WRITTEN TASK | Check each line of the entries below for the string "Networks" and state how many lines have it, with no other text.

MATERIAL |
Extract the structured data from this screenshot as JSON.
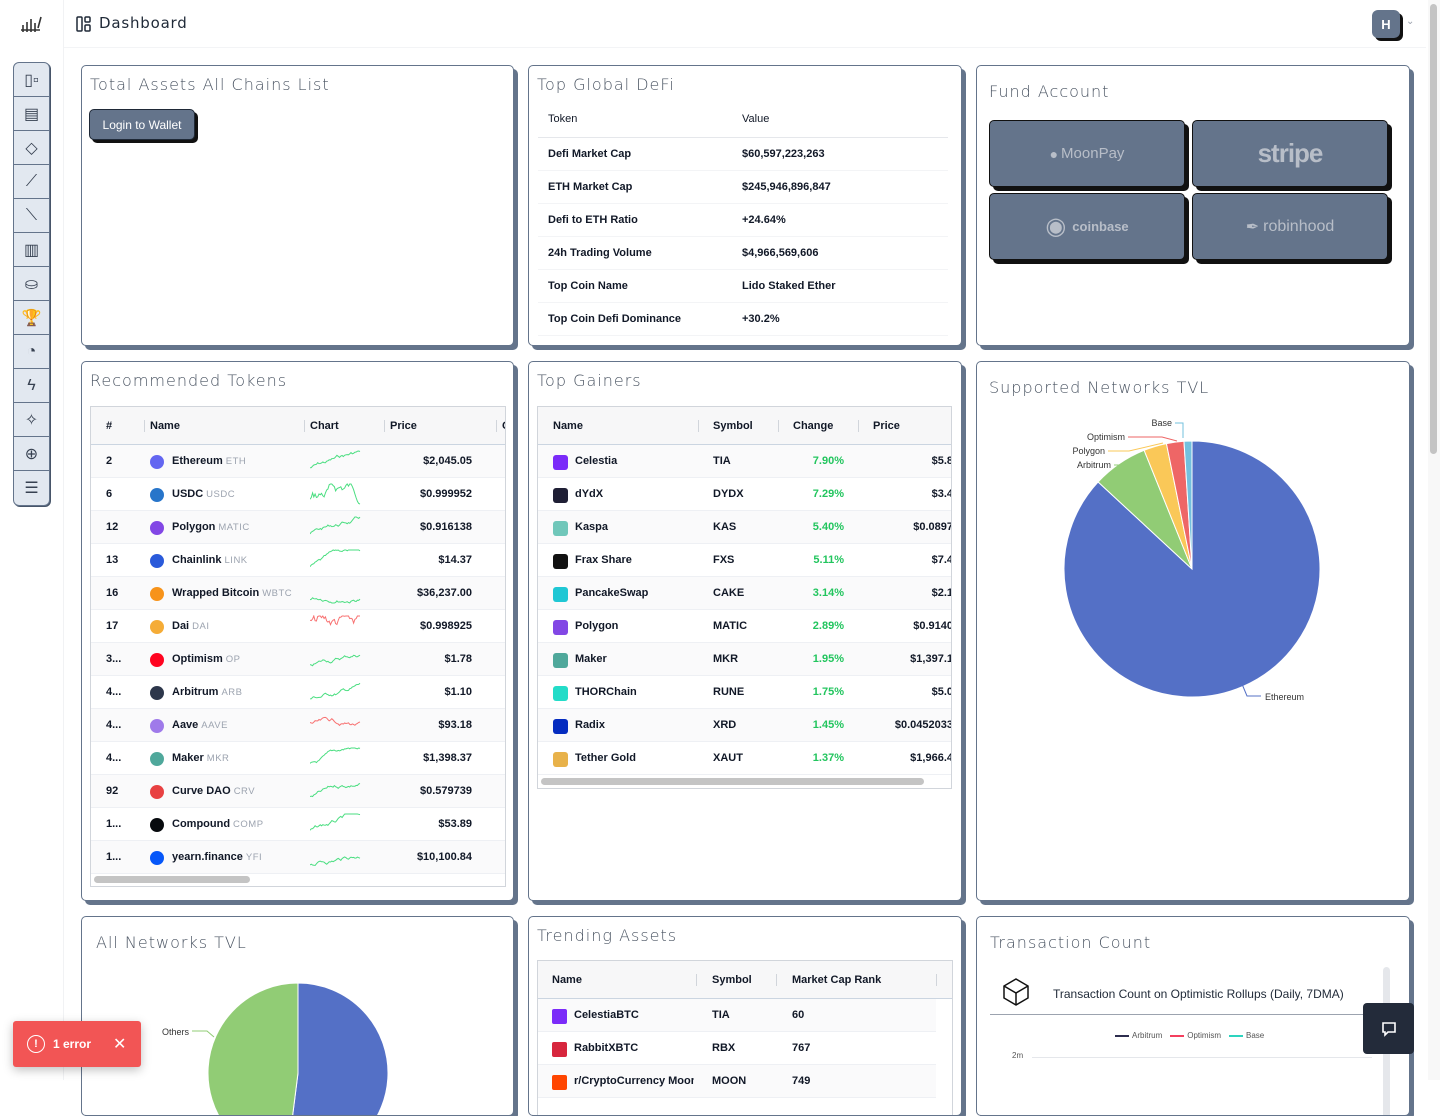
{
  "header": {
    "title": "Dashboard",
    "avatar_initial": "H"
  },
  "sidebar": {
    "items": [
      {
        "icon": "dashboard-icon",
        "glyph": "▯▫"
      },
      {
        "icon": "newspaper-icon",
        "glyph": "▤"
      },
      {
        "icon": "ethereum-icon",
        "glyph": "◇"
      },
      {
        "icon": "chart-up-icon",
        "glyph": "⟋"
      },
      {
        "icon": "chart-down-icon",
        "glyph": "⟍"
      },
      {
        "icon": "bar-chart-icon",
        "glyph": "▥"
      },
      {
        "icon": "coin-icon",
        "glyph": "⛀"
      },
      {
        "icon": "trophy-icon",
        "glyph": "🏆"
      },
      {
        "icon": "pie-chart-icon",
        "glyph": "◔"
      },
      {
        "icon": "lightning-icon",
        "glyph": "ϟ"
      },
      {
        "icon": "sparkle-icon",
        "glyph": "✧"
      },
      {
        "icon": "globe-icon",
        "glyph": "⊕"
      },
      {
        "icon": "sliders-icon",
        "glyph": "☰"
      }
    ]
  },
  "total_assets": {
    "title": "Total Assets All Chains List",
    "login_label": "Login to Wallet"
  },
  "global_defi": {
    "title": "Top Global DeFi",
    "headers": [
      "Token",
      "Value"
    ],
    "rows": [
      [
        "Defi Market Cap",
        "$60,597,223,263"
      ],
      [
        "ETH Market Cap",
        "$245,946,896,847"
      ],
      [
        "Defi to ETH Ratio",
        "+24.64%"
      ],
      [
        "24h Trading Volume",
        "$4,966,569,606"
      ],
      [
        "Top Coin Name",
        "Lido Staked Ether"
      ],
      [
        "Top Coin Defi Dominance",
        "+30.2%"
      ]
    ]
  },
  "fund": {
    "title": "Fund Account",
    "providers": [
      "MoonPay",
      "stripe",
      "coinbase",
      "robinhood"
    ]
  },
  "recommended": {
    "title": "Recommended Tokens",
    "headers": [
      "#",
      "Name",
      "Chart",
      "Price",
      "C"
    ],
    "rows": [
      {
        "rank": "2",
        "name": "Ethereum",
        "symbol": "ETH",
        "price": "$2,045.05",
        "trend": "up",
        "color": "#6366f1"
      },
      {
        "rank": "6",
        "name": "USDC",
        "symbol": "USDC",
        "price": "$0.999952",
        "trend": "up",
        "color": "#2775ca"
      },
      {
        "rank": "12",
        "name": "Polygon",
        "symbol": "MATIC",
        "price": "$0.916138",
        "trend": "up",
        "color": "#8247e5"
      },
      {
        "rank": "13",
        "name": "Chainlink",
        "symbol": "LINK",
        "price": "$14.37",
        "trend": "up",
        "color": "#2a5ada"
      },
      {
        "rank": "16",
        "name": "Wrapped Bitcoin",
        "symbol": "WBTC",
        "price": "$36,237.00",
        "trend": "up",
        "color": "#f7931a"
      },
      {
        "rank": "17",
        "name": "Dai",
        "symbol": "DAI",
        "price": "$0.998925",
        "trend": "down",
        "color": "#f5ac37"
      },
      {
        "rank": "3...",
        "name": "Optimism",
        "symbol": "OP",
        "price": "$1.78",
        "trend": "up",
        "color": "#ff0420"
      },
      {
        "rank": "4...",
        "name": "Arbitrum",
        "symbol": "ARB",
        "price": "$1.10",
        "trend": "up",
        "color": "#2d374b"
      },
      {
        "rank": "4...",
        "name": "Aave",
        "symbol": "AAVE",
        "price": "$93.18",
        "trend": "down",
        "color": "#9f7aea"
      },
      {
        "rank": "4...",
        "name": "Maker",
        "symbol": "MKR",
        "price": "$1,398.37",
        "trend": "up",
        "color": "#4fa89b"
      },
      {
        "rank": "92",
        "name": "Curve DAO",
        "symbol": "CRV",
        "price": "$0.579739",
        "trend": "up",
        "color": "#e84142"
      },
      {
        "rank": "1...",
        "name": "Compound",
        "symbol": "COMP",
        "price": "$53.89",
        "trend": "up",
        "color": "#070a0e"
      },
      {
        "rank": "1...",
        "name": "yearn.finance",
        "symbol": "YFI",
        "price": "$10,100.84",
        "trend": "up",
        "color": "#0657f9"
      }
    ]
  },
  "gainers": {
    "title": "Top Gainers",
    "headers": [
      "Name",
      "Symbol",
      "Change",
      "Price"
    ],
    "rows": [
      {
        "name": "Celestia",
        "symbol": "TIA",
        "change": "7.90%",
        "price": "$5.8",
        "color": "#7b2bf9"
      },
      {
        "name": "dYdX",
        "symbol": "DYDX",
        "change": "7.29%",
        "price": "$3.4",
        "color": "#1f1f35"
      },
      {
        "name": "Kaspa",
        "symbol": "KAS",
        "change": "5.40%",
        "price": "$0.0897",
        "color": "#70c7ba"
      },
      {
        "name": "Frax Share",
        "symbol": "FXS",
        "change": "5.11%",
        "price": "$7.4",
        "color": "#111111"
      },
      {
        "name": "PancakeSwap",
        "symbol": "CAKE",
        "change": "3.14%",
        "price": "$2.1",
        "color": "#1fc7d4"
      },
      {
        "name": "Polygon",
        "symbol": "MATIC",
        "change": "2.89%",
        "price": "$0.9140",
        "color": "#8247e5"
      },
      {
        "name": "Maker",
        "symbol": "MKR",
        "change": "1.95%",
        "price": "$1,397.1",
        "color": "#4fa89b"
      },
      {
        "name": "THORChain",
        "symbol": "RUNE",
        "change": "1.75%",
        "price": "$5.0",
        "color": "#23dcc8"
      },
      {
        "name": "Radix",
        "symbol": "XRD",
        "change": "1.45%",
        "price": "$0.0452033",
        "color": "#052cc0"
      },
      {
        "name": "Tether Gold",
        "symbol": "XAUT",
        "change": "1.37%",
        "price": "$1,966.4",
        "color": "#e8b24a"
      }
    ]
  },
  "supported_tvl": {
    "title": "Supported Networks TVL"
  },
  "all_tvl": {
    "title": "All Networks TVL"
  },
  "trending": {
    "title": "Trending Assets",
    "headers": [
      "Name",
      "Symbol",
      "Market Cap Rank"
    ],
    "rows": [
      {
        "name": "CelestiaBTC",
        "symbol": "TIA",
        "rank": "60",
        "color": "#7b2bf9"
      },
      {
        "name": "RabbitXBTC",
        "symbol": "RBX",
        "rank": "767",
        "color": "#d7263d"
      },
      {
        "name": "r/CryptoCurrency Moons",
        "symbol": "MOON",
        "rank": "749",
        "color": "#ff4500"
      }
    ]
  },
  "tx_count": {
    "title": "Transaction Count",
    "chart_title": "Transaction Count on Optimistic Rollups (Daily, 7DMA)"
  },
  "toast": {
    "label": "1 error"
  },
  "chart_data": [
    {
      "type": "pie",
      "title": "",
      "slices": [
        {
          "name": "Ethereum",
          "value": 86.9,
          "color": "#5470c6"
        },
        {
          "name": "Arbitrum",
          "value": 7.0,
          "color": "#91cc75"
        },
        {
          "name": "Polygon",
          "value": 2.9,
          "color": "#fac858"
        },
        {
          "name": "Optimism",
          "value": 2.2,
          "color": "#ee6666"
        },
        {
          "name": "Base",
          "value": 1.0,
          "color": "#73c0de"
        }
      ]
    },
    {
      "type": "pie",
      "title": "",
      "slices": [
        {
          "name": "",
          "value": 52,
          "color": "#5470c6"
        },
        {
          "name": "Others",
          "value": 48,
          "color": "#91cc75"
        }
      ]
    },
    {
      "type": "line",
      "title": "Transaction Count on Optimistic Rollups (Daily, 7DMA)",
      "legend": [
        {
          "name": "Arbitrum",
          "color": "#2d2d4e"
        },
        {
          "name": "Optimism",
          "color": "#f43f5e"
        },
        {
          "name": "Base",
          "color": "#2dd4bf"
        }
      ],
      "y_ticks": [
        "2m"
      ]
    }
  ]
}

TASK SOLUTION | 2